Your task: Render the following material again verbatim, leaving nothing out.

Items from a figure collection:
- - -

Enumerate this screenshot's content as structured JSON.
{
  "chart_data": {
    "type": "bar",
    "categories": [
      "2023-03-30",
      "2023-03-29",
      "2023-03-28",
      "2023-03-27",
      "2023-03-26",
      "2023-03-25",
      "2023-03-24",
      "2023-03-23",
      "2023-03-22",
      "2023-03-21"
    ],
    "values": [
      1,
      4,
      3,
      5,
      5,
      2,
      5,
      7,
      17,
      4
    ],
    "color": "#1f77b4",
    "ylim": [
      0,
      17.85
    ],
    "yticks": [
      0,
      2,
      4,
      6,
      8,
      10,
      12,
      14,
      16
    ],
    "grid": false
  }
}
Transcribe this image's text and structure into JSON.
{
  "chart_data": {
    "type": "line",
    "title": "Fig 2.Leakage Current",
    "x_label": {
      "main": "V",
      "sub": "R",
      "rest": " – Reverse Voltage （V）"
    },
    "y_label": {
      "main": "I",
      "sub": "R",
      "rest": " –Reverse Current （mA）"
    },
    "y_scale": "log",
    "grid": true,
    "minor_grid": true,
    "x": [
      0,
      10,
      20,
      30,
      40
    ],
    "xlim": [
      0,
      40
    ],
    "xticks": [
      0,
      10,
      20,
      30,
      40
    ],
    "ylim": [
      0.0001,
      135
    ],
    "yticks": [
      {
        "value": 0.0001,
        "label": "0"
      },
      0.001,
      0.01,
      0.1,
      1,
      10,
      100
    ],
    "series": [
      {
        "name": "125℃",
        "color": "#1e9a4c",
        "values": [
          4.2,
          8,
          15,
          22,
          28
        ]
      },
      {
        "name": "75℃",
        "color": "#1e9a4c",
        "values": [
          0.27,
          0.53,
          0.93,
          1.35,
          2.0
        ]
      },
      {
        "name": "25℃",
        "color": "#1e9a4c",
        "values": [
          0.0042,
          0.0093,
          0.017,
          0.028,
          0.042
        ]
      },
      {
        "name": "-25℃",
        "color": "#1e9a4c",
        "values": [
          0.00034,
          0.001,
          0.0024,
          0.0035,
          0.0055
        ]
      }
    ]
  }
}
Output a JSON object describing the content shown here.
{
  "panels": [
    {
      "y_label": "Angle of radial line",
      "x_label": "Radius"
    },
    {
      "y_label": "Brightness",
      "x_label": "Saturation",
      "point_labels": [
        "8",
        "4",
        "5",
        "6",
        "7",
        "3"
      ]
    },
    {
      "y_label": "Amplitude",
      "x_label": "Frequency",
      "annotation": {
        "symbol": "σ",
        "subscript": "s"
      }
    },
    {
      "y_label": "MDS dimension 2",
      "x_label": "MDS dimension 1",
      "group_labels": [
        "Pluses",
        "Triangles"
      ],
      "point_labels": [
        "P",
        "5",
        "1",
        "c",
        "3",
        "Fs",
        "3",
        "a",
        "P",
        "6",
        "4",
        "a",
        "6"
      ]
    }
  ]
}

- - -

The solution:
Enumerate this screenshot's content as structured JSON.
{
  "chart_data": {
    "type": "bar",
    "categories": [
      "2023-03-30",
      "2023-03-29",
      "2023-03-28",
      "2023-03-27",
      "2023-03-26",
      "2023-03-25",
      "2023-03-24",
      "2023-03-23",
      "2023-03-22",
      "2023-03-21"
    ],
    "values": [
      1,
      4,
      3,
      5,
      5,
      2,
      5,
      7,
      17,
      4
    ],
    "color": "#1f77b4",
    "ylim": [
      0,
      17.85
    ],
    "yticks": [
      0,
      2,
      4,
      6,
      8,
      10,
      12,
      14,
      16
    ],
    "grid": false
  }
}
Transcribe this image's text and structure into JSON.
{
  "chart_data": {
    "type": "line",
    "title": "Fig 2.Leakage Current",
    "x_label": {
      "main": "V",
      "sub": "R",
      "rest": " – Reverse Voltage （V）"
    },
    "y_label": {
      "main": "I",
      "sub": "R",
      "rest": " –Reverse Current （mA）"
    },
    "y_scale": "log",
    "grid": true,
    "minor_grid": true,
    "x": [
      0,
      10,
      20,
      30,
      40
    ],
    "xlim": [
      0,
      40
    ],
    "xticks": [
      0,
      10,
      20,
      30,
      40
    ],
    "ylim": [
      0.0001,
      135
    ],
    "yticks": [
      {
        "value": 0.0001,
        "label": "0"
      },
      0.001,
      0.01,
      0.1,
      1,
      10,
      100
    ],
    "series": [
      {
        "name": "125℃",
        "color": "#1e9a4c",
        "values": [
          4.2,
          8,
          15,
          22,
          28
        ]
      },
      {
        "name": "75℃",
        "color": "#1e9a4c",
        "values": [
          0.27,
          0.53,
          0.93,
          1.35,
          2.0
        ]
      },
      {
        "name": "25℃",
        "color": "#1e9a4c",
        "values": [
          0.0042,
          0.0093,
          0.017,
          0.028,
          0.042
        ]
      },
      {
        "name": "-25℃",
        "color": "#1e9a4c",
        "values": [
          0.00034,
          0.001,
          0.0024,
          0.0035,
          0.0055
        ]
      }
    ]
  }
}
Output a JSON object describing the content shown here.
{
  "panels": [
    {
      "y_label": "Angle of radial line",
      "x_label": "Radius"
    },
    {
      "y_label": "Brightness",
      "x_label": "Saturation",
      "point_labels": [
        "8",
        "4",
        "5",
        "6",
        "7",
        "3"
      ]
    },
    {
      "y_label": "Amplitude",
      "x_label": "Frequency",
      "annotation": {
        "symbol": "σ",
        "subscript": "s"
      }
    },
    {
      "y_label": "MDS dimension 2",
      "x_label": "MDS dimension 1",
      "group_labels": [
        "Pluses",
        "Triangles"
      ],
      "point_labels": [
        "P",
        "5",
        "1",
        "c",
        "3",
        "Fs",
        "3",
        "a",
        "P",
        "6",
        "4",
        "a",
        "6"
      ]
    }
  ]
}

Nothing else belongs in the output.